Challenge:
Retype each line of the material exactly, please, skipping any picture in it.

--- Task data ---

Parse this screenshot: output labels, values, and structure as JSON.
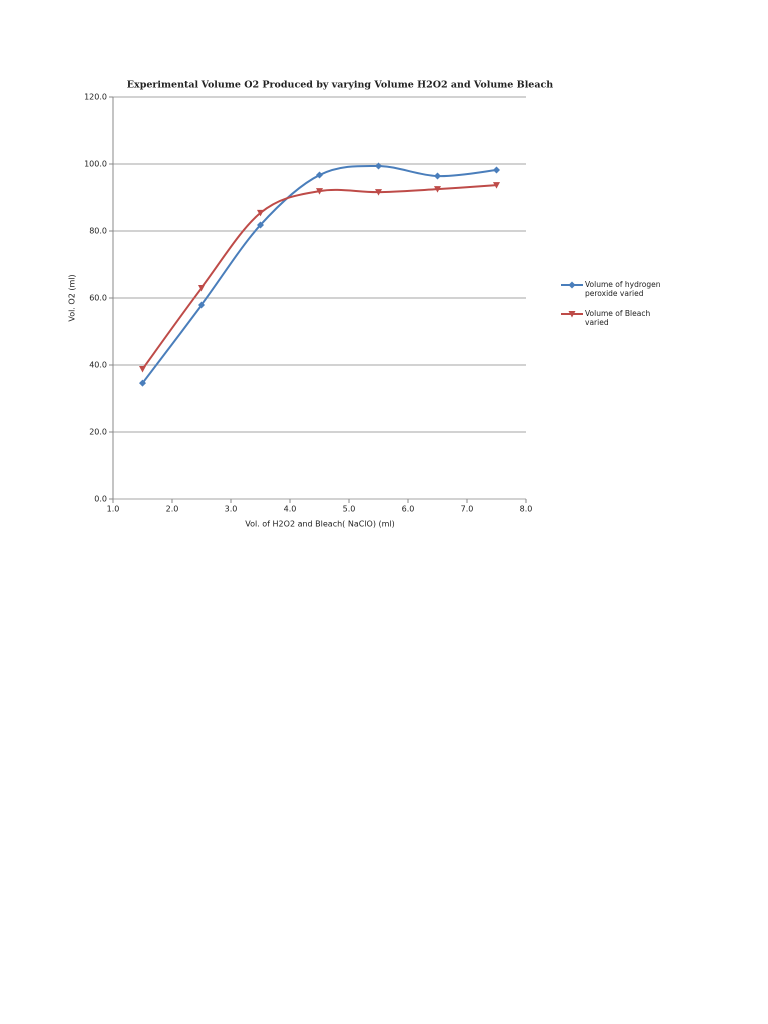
{
  "chart_data": {
    "type": "line",
    "title": "Experimental Volume O2 Produced by varying Volume H2O2 and Volume Bleach",
    "x_label": "Vol. of H2O2 and Bleach( NaClO) (ml)",
    "y_label": "Vol. O2 (ml)",
    "x": [
      1.5,
      2.5,
      3.5,
      4.5,
      5.5,
      6.5,
      7.5
    ],
    "series": [
      {
        "name": "Volume of hydrogen peroxide varied",
        "color": "#4a7ebb",
        "marker": "diamond",
        "values": [
          34.6,
          57.9,
          81.8,
          96.7,
          99.4,
          96.4,
          98.2
        ]
      },
      {
        "name": "Volume of Bleach varied",
        "color": "#be4b48",
        "marker": "triangle-down",
        "values": [
          38.8,
          63.0,
          85.4,
          91.9,
          91.6,
          92.5,
          93.7
        ]
      }
    ],
    "xlim": [
      1.0,
      8.0
    ],
    "xticks": [
      {
        "value": 1,
        "label": "1.0"
      },
      {
        "value": 2,
        "label": "2.0"
      },
      {
        "value": 3,
        "label": "3.0"
      },
      {
        "value": 4,
        "label": "4.0"
      },
      {
        "value": 5,
        "label": "5.0"
      },
      {
        "value": 6,
        "label": "6.0"
      },
      {
        "value": 7,
        "label": "7.0"
      },
      {
        "value": 8,
        "label": "8.0"
      }
    ],
    "ylim": [
      0,
      120
    ],
    "yticks": [
      {
        "value": 0,
        "label": "0.0"
      },
      {
        "value": 20,
        "label": "20.0"
      },
      {
        "value": 40,
        "label": "40.0"
      },
      {
        "value": 60,
        "label": "60.0"
      },
      {
        "value": 80,
        "label": "80.0"
      },
      {
        "value": 100,
        "label": "100.0"
      },
      {
        "value": 120,
        "label": "120.0"
      }
    ],
    "grid": true,
    "smooth": true,
    "legend": "right"
  }
}
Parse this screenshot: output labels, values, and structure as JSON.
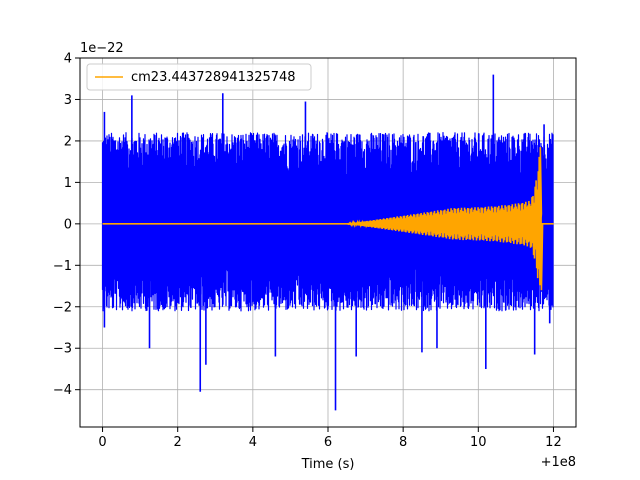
{
  "chart_data": {
    "type": "line",
    "title": "",
    "xlabel": "Time (s)",
    "ylabel": "",
    "x_offset_label": "+1e8",
    "y_scale_label": "1e−22",
    "xlim": [
      -0.6,
      12.6
    ],
    "ylim": [
      -4.9,
      4.0
    ],
    "x_ticks": [
      0,
      2,
      4,
      6,
      8,
      10,
      12
    ],
    "x_tick_labels": [
      "0",
      "2",
      "4",
      "6",
      "8",
      "10",
      "12"
    ],
    "y_ticks": [
      -4,
      -3,
      -2,
      -1,
      0,
      1,
      2,
      3,
      4
    ],
    "y_tick_labels": [
      "−4",
      "−3",
      "−2",
      "−1",
      "0",
      "1",
      "2",
      "3",
      "4"
    ],
    "grid": true,
    "legend": {
      "placement": "top-left",
      "entries": [
        "cm23.443728941325748"
      ]
    },
    "series": [
      {
        "style": "noise",
        "color": "#0000ff",
        "x_range": [
          0.0,
          12.0
        ],
        "band": [
          -2.1,
          2.2
        ],
        "spikes": [
          {
            "x": 0.05,
            "y": 2.7
          },
          {
            "x": 0.05,
            "y": -2.5
          },
          {
            "x": 0.78,
            "y": 3.1
          },
          {
            "x": 1.25,
            "y": -3.0
          },
          {
            "x": 2.6,
            "y": -4.05
          },
          {
            "x": 2.75,
            "y": -3.4
          },
          {
            "x": 3.2,
            "y": 3.15
          },
          {
            "x": 4.6,
            "y": -3.2
          },
          {
            "x": 5.4,
            "y": 2.95
          },
          {
            "x": 6.2,
            "y": -4.5
          },
          {
            "x": 6.75,
            "y": -3.2
          },
          {
            "x": 8.5,
            "y": -3.1
          },
          {
            "x": 8.9,
            "y": -3.0
          },
          {
            "x": 10.2,
            "y": -3.5
          },
          {
            "x": 10.4,
            "y": 3.6
          },
          {
            "x": 11.5,
            "y": -3.15
          },
          {
            "x": 11.75,
            "y": 2.4
          },
          {
            "x": 11.9,
            "y": -2.4
          }
        ]
      },
      {
        "name": "cm23.443728941325748",
        "style": "chirp",
        "color": "#ffa500",
        "x_range": [
          0.0,
          11.68
        ],
        "amplitude_start": 0.0,
        "amplitude_end": 1.85,
        "onset_x": 6.5,
        "merger_x": 11.65,
        "merger_peak": 1.85,
        "merger_trough": -1.6
      }
    ]
  }
}
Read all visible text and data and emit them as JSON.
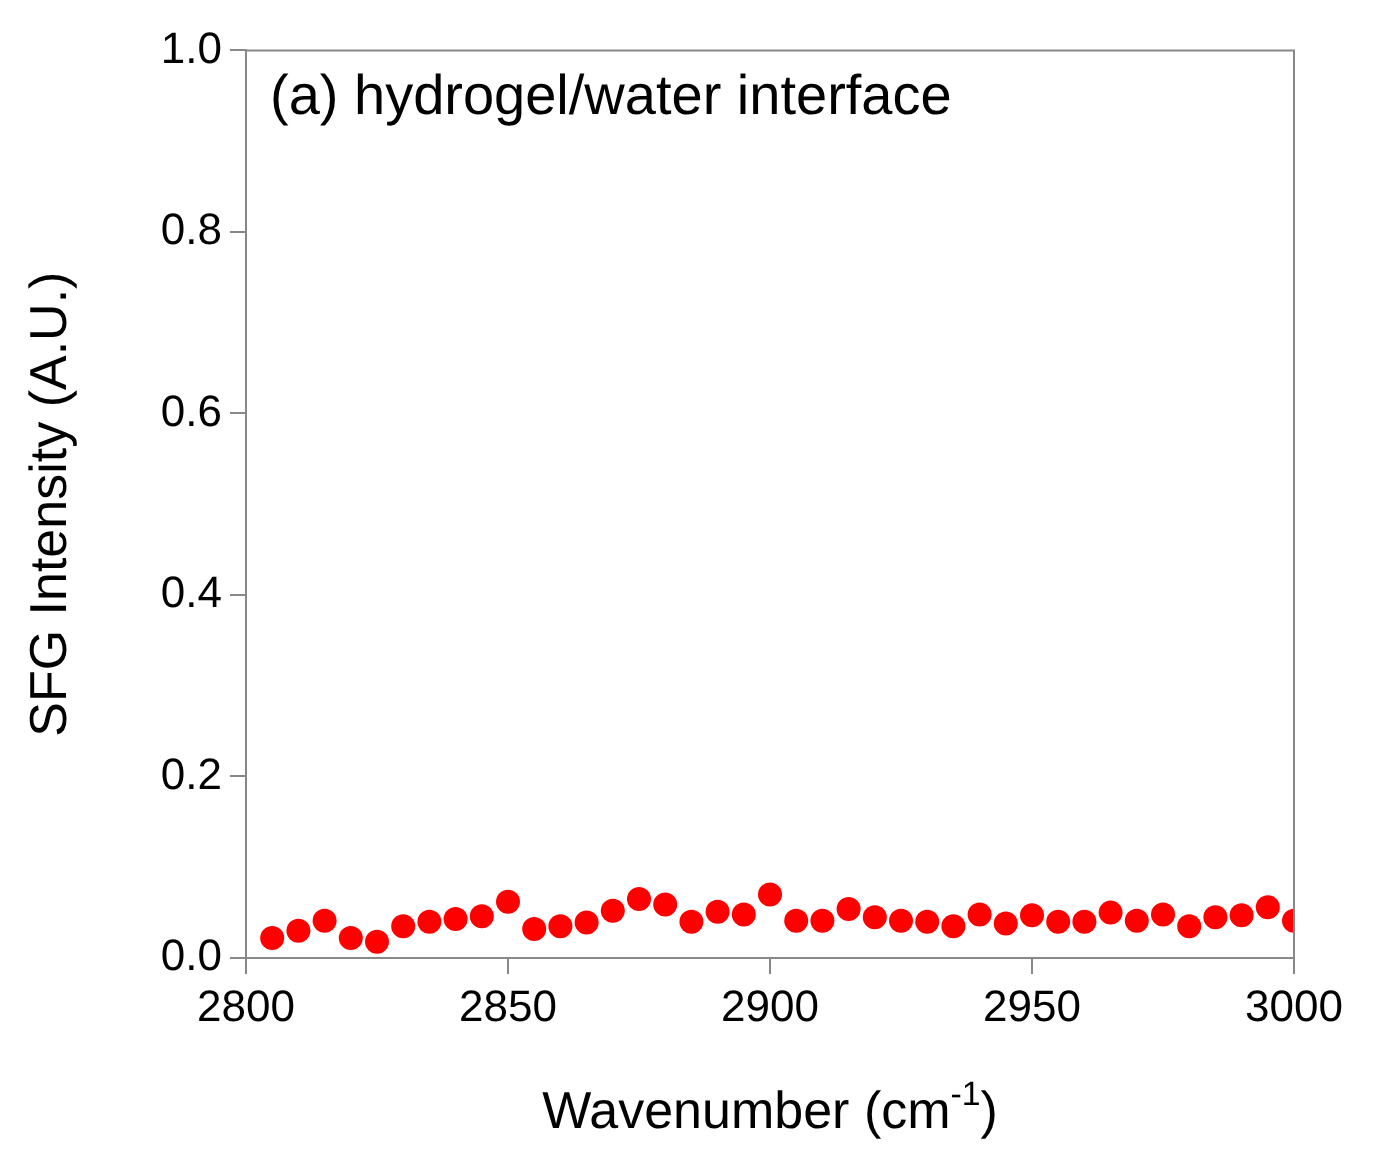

---

Full answer:
Parse this screenshot: output labels, values, and structure as JSON.
{
  "chart_data": {
    "type": "line",
    "title": "Experimental Volume O2 Produced by varying Volume H2O2 and Volume Bleach",
    "x_label": "Vol. of H2O2 and Bleach( NaClO) (ml)",
    "y_label": "Vol. O2 (ml)",
    "x": [
      1.5,
      2.5,
      3.5,
      4.5,
      5.5,
      6.5,
      7.5
    ],
    "series": [
      {
        "name": "Volume of hydrogen peroxide varied",
        "color": "#4a7ebb",
        "marker": "diamond",
        "values": [
          34.6,
          57.9,
          81.8,
          96.7,
          99.4,
          96.4,
          98.2
        ]
      },
      {
        "name": "Volume of Bleach varied",
        "color": "#be4b48",
        "marker": "triangle-down",
        "values": [
          38.8,
          63.0,
          85.4,
          91.9,
          91.6,
          92.5,
          93.7
        ]
      }
    ],
    "xlim": [
      1.0,
      8.0
    ],
    "xticks": [
      {
        "value": 1,
        "label": "1.0"
      },
      {
        "value": 2,
        "label": "2.0"
      },
      {
        "value": 3,
        "label": "3.0"
      },
      {
        "value": 4,
        "label": "4.0"
      },
      {
        "value": 5,
        "label": "5.0"
      },
      {
        "value": 6,
        "label": "6.0"
      },
      {
        "value": 7,
        "label": "7.0"
      },
      {
        "value": 8,
        "label": "8.0"
      }
    ],
    "ylim": [
      0,
      120
    ],
    "yticks": [
      {
        "value": 0,
        "label": "0.0"
      },
      {
        "value": 20,
        "label": "20.0"
      },
      {
        "value": 40,
        "label": "40.0"
      },
      {
        "value": 60,
        "label": "60.0"
      },
      {
        "value": 80,
        "label": "80.0"
      },
      {
        "value": 100,
        "label": "100.0"
      },
      {
        "value": 120,
        "label": "120.0"
      }
    ],
    "grid": true,
    "smooth": true,
    "legend": "right"
  }
}
Parse this screenshot: output labels, values, and structure as JSON.
{
  "chart_data": {
    "type": "line",
    "title": "",
    "xlabel": "Time (s)",
    "ylabel": "",
    "x_offset_label": "+1e8",
    "y_scale_label": "1e−22",
    "xlim": [
      -0.6,
      12.6
    ],
    "ylim": [
      -4.9,
      4.0
    ],
    "x_ticks": [
      0,
      2,
      4,
      6,
      8,
      10,
      12
    ],
    "x_tick_labels": [
      "0",
      "2",
      "4",
      "6",
      "8",
      "10",
      "12"
    ],
    "y_ticks": [
      -4,
      -3,
      -2,
      -1,
      0,
      1,
      2,
      3,
      4
    ],
    "y_tick_labels": [
      "−4",
      "−3",
      "−2",
      "−1",
      "0",
      "1",
      "2",
      "3",
      "4"
    ],
    "grid": true,
    "legend": {
      "placement": "top-left",
      "entries": [
        "cm23.443728941325748"
      ]
    },
    "series": [
      {
        "style": "noise",
        "color": "#0000ff",
        "x_range": [
          0.0,
          12.0
        ],
        "band": [
          -2.1,
          2.2
        ],
        "spikes": [
          {
            "x": 0.05,
            "y": 2.7
          },
          {
            "x": 0.05,
            "y": -2.5
          },
          {
            "x": 0.78,
            "y": 3.1
          },
          {
            "x": 1.25,
            "y": -3.0
          },
          {
            "x": 2.6,
            "y": -4.05
          },
          {
            "x": 2.75,
            "y": -3.4
          },
          {
            "x": 3.2,
            "y": 3.15
          },
          {
            "x": 4.6,
            "y": -3.2
          },
          {
            "x": 5.4,
            "y": 2.95
          },
          {
            "x": 6.2,
            "y": -4.5
          },
          {
            "x": 6.75,
            "y": -3.2
          },
          {
            "x": 8.5,
            "y": -3.1
          },
          {
            "x": 8.9,
            "y": -3.0
          },
          {
            "x": 10.2,
            "y": -3.5
          },
          {
            "x": 10.4,
            "y": 3.6
          },
          {
            "x": 11.5,
            "y": -3.15
          },
          {
            "x": 11.75,
            "y": 2.4
          },
          {
            "x": 11.9,
            "y": -2.4
          }
        ]
      },
      {
        "name": "cm23.443728941325748",
        "style": "chirp",
        "color": "#ffa500",
        "x_range": [
          0.0,
          11.68
        ],
        "amplitude_start": 0.0,
        "amplitude_end": 1.85,
        "onset_x": 6.5,
        "merger_x": 11.65,
        "merger_peak": 1.85,
        "merger_trough": -1.6
      }
    ]
  }
}
Read all visible text and data and emit them as JSON.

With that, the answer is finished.